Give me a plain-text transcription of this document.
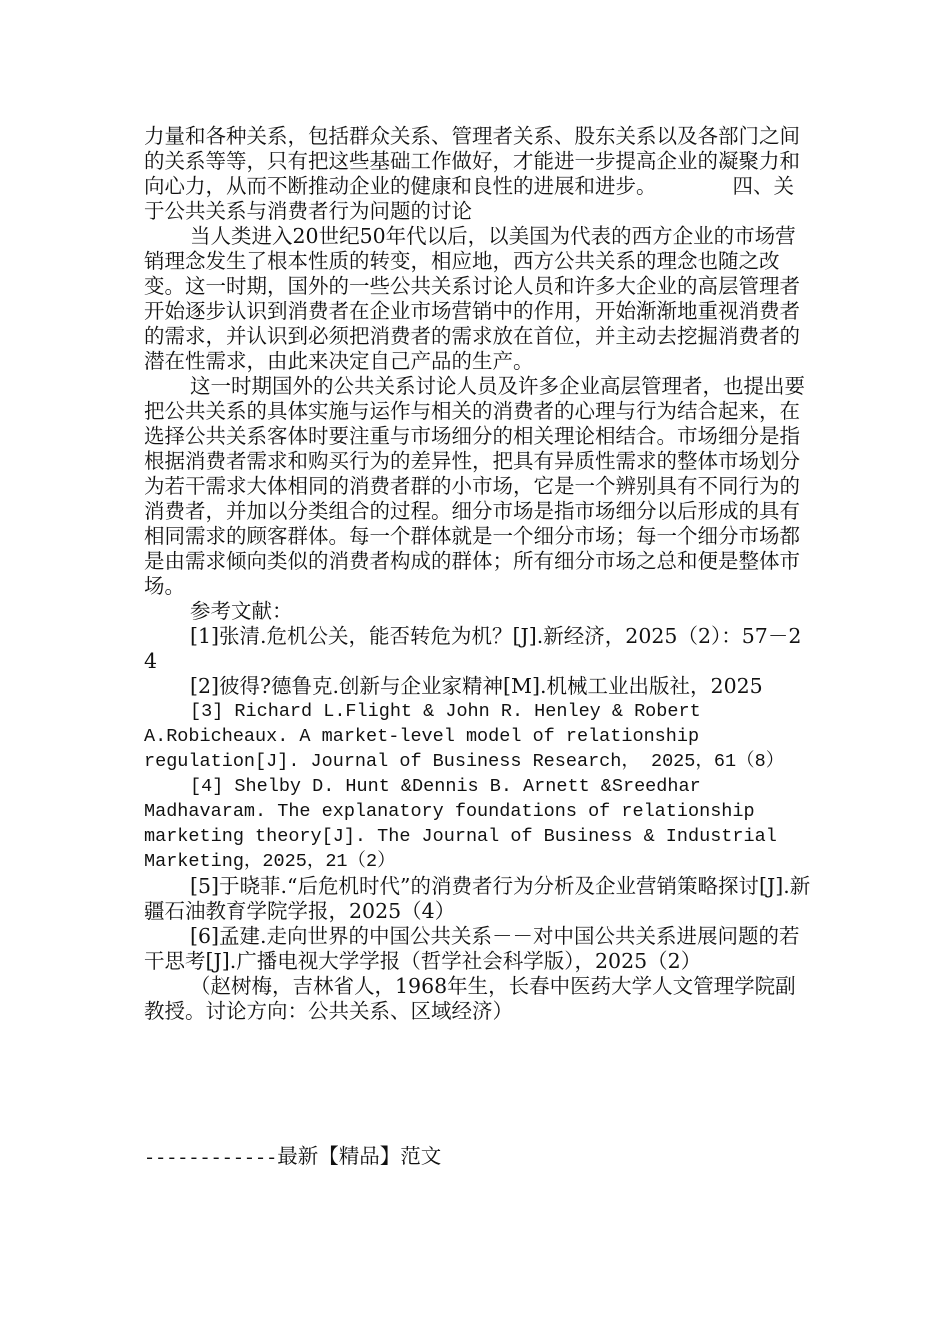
力量和各种关系，包括群众关系、管理者关系、股东关系以及各部门之间的关系等等，只有把这些基础工作做好，才能进一步提高企业的凝聚力和向心力，从而不断推动企业的健康和良性的进展和进步。	四、关于公共关系与消费者行为问题的讨论

当人类进入20世纪50年代以后，以美国为代表的西方企业的市场营销理念发生了根本性质的转变，相应地，西方公共关系的理念也随之改变。这一时期，国外的一些公共关系讨论人员和许多大企业的高层管理者开始逐步认识到消费者在企业市场营销中的作用，开始渐渐地重视消费者的需求，并认识到必须把消费者的需求放在首位，并主动去挖掘消费者的潜在性需求，由此来决定自己产品的生产。

这一时期国外的公共关系讨论人员及许多企业高层管理者，也提出要把公共关系的具体实施与运作与相关的消费者的心理与行为结合起来，在选择公共关系客体时要注重与市场细分的相关理论相结合。市场细分是指根据消费者需求和购买行为的差异性，把具有异质性需求的整体市场划分为若干需求大体相同的消费者群的小市场，它是一个辨别具有不同行为的消费者，并加以分类组合的过程。细分市场是指市场细分以后形成的具有相同需求的顾客群体。每一个群体就是一个细分市场；每一个细分市场都是由需求倾向类似的消费者构成的群体；所有细分市场之总和便是整体市场。

参考文献：

[1]张清.危机公关，能否转危为机？[J].新经济，2025（2）：57－24

[2]彼得?德鲁克.创新与企业家精神[M].机械工业出版社，2025

[3] Richard L.Flight & John R. Henley & Robert A.Robicheaux. A market-level model of relationship regulation[J]. Journal of Business Research， 2025，61（8）

[4] Shelby D. Hunt &Dennis B. Arnett &Sreedhar Madhavaram. The explanatory foundations of relationship marketing theory[J]. The Journal of Business & Industrial Marketing，2025，21（2）

[5]于晓菲.“后危机时代”的消费者行为分析及企业营销策略探讨[J].新疆石油教育学院学报，2025（4）

[6]孟建.走向世界的中国公共关系－－对中国公共关系进展问题的若干思考[J].广播电视大学学报（哲学社会科学版），2025（2）

（赵树梅，吉林省人，1968年生，长春中医药大学人文管理学院副教授。讨论方向：公共关系、区域经济）

------------最新【精品】范文
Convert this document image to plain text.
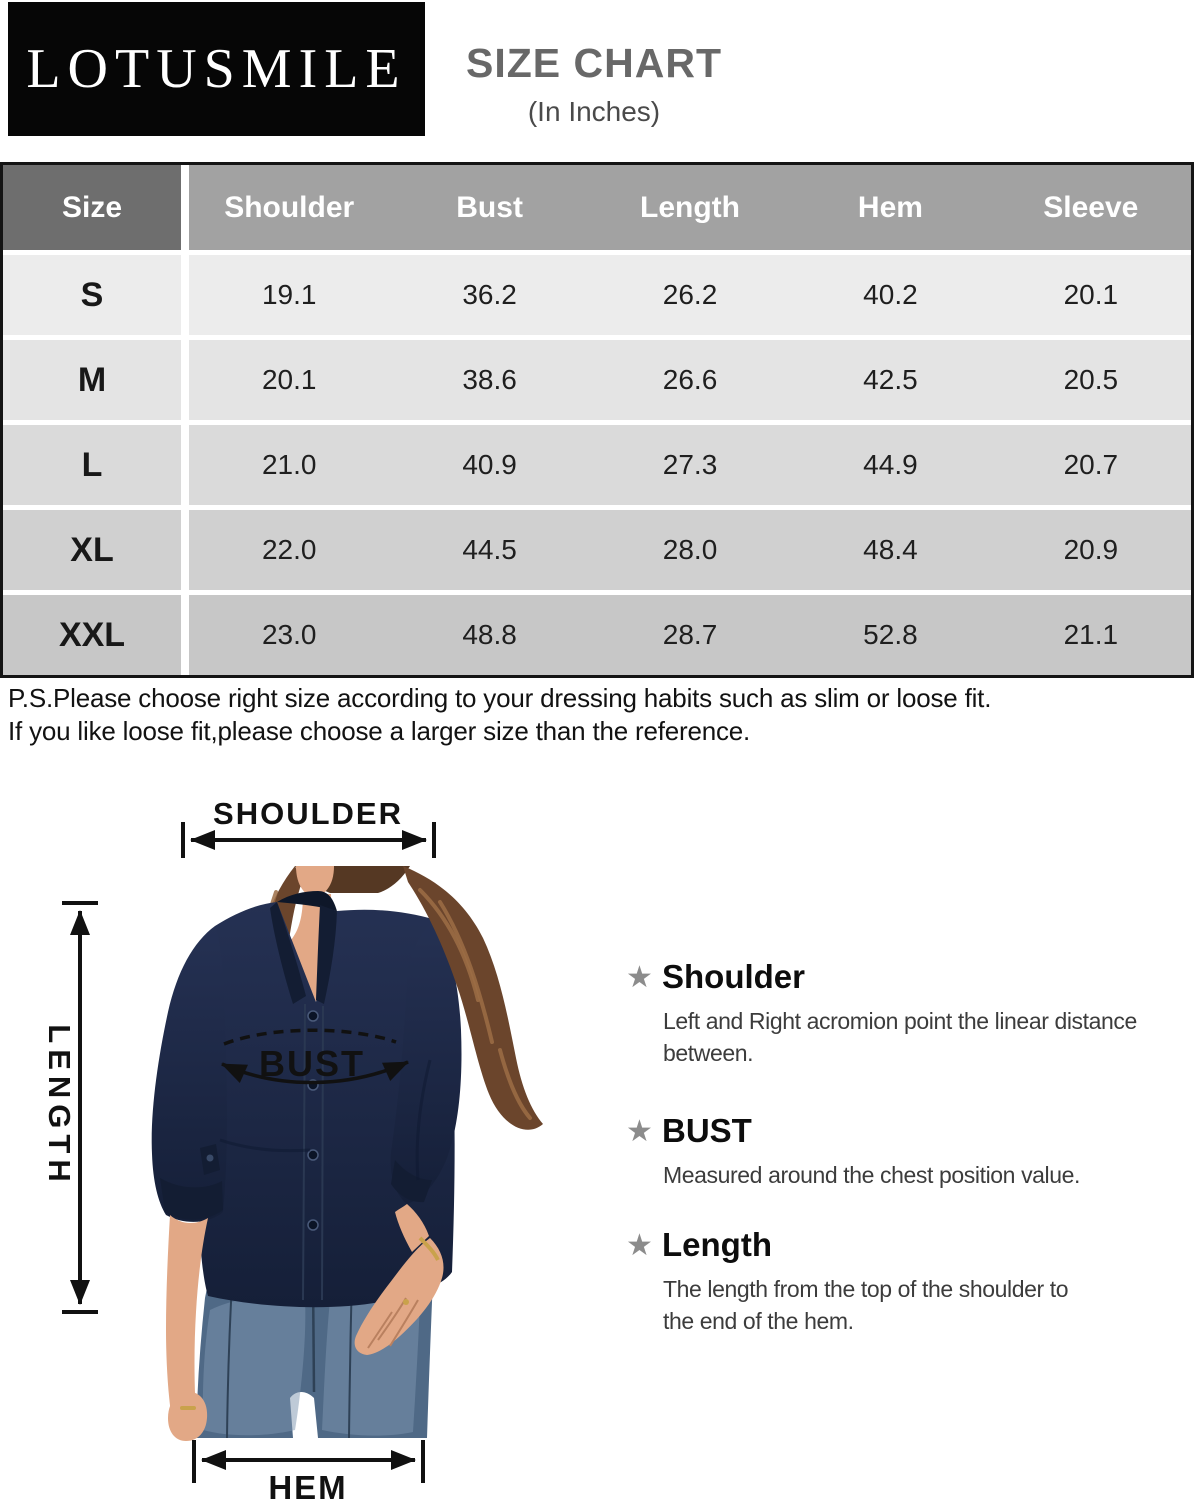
LOTUSMILE	SIZE CHART
(In Inches)
Size	Shoulder	Bust	Length	Hem	Sleeve
S	19.1	36.2	26.2	40.2	20.1
M	20.1	38.6	26.6	42.5	20.5
L	21.0	40.9	27.3	44.9	20.7
XL	22.0	44.5	28.0	48.4	20.9
XXL	23.0	48.8	28.7	52.8	21.1
P.S.Please choose right size according to your dressing habits such as slim or loose fit.
If you like loose fit,please choose a larger size than the reference.
SHOULDER
LENGTH	BUST
HEM
★ Shoulder
Left and Right acromion point the linear distance
between.
★ BUST
Measured around the chest position value.
★ Length
The length from the top of the shoulder to
the end of the hem.
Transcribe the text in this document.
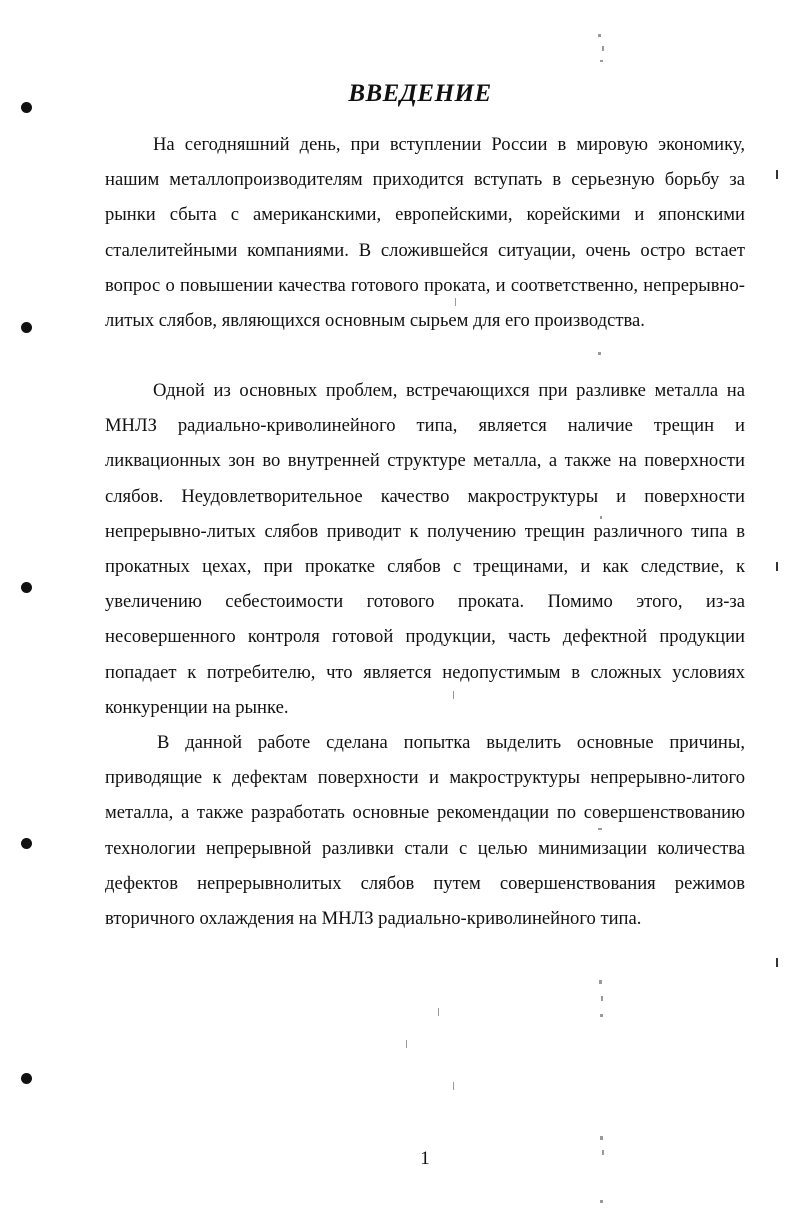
ВВЕДЕНИЕ

На сегодняшний день, при вступлении России в мировую экономику, нашим металлопроизводителям приходится вступать в серьезную борьбу за рынки сбыта с американскими, европейскими, корейскими и японскими сталелитейными компаниями. В сложившейся ситуации, очень остро встает вопрос о повышении качества готового проката, и соответственно, непрерывно-литых слябов, являющихся основным сырьем для его производства.

Одной из основных проблем, встречающихся при разливке металла на МНЛЗ радиально-криволинейного типа, является наличие трещин и ликвационных зон во внутренней структуре металла, а также на поверхности слябов. Неудовлетворительное качество макроструктуры и поверхности непрерывно-литых слябов приводит к получению трещин различного типа в прокатных цехах, при прокатке слябов с трещинами, и как следствие, к увеличению себестоимости готового проката. Помимо этого, из-за несовершенного контроля готовой продукции, часть дефектной продукции попадает к потребителю, что является недопустимым в сложных условиях конкуренции на рынке.

В данной работе сделана попытка выделить основные причины, приводящие к дефектам поверхности и макроструктуры непрерывно-литого металла, а также разработать основные рекомендации по совершенствованию технологии непрерывной разливки стали с целью минимизации количества дефектов непрерывнолитых слябов путем совершенствования режимов вторичного охлаждения на МНЛЗ радиально-криволинейного типа.

1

• • • • • • •

■ **Exercise objective**
Repeat the material above in full and unchanged, minus its images.

■ **Task output**
Give me a plain-text transcription of this document.
力量和各种关系，包括群众关系、管理者关系、股东关系以及各部门之间的关系等等，只有把这些基础工作做好，才能进一步提高企业的凝聚力和向心力，从而不断推动企业的健康和良性的进展和进步。	四、关于公共关系与消费者行为问题的讨论

当人类进入20世纪50年代以后，以美国为代表的西方企业的市场营销理念发生了根本性质的转变，相应地，西方公共关系的理念也随之改变。这一时期，国外的一些公共关系讨论人员和许多大企业的高层管理者开始逐步认识到消费者在企业市场营销中的作用，开始渐渐地重视消费者的需求，并认识到必须把消费者的需求放在首位，并主动去挖掘消费者的潜在性需求，由此来决定自己产品的生产。

这一时期国外的公共关系讨论人员及许多企业高层管理者，也提出要把公共关系的具体实施与运作与相关的消费者的心理与行为结合起来，在选择公共关系客体时要注重与市场细分的相关理论相结合。市场细分是指根据消费者需求和购买行为的差异性，把具有异质性需求的整体市场划分为若干需求大体相同的消费者群的小市场，它是一个辨别具有不同行为的消费者，并加以分类组合的过程。细分市场是指市场细分以后形成的具有相同需求的顾客群体。每一个群体就是一个细分市场；每一个细分市场都是由需求倾向类似的消费者构成的群体；所有细分市场之总和便是整体市场。

参考文献：

[1]张清.危机公关，能否转危为机？[J].新经济，2025（2）：57－24

[2]彼得?德鲁克.创新与企业家精神[M].机械工业出版社，2025

[3] Richard L.Flight & John R. Henley & Robert A.Robicheaux. A market-level model of relationship regulation[J]. Journal of Business Research， 2025，61（8）

[4] Shelby D. Hunt &Dennis B. Arnett &Sreedhar Madhavaram. The explanatory foundations of relationship marketing theory[J]. The Journal of Business & Industrial Marketing，2025，21（2）

[5]于晓菲.“后危机时代”的消费者行为分析及企业营销策略探讨[J].新疆石油教育学院学报，2025（4）

[6]孟建.走向世界的中国公共关系－－对中国公共关系进展问题的若干思考[J].广播电视大学学报（哲学社会科学版），2025（2）

（赵树梅，吉林省人，1968年生，长春中医药大学人文管理学院副教授。讨论方向：公共关系、区域经济）

------------最新【精品】范文
Convert this document image to plain text.
LOTUSMILE	SIZE CHART
(In Inches)
Size	Shoulder	Bust	Length	Hem	Sleeve
S	19.1	36.2	26.2	40.2	20.1
M	20.1	38.6	26.6	42.5	20.5
L	21.0	40.9	27.3	44.9	20.7
XL	22.0	44.5	28.0	48.4	20.9
XXL	23.0	48.8	28.7	52.8	21.1
P.S.Please choose right size according to your dressing habits such as slim or loose fit.
If you like loose fit,please choose a larger size than the reference.
SHOULDER
LENGTH	BUST
HEM
★ Shoulder
Left and Right acromion point the linear distance
between.
★ BUST
Measured around the chest position value.
★ Length
The length from the top of the shoulder to
the end of the hem.
Transcribe the text in this document.
ВВЕДЕНИЕ

На сегодняшний день, при вступлении России в мировую экономику, нашим металлопроизводителям приходится вступать в серьезную борьбу за рынки сбыта с американскими, европейскими, корейскими и японскими сталелитейными компаниями. В сложившейся ситуации, очень остро встает вопрос о повышении качества готового проката, и соответственно, непрерывно-литых слябов, являющихся основным сырьем для его производства.

Одной из основных проблем, встречающихся при разливке металла на МНЛЗ радиально-криволинейного типа, является наличие трещин и ликвационных зон во внутренней структуре металла, а также на поверхности слябов. Неудовлетворительное качество макроструктуры и поверхности непрерывно-литых слябов приводит к получению трещин различного типа в прокатных цехах, при прокатке слябов с трещинами, и как следствие, к увеличению себестоимости готового проката. Помимо этого, из-за несовершенного контроля готовой продукции, часть дефектной продукции попадает к потребителю, что является недопустимым в сложных условиях конкуренции на рынке.

В данной работе сделана попытка выделить основные причины, приводящие к дефектам поверхности и макроструктуры непрерывно-литого металла, а также разработать основные рекомендации по совершенствованию технологии непрерывной разливки стали с целью минимизации количества дефектов непрерывнолитых слябов путем совершенствования режимов вторичного охлаждения на МНЛЗ радиально-криволинейного типа.

1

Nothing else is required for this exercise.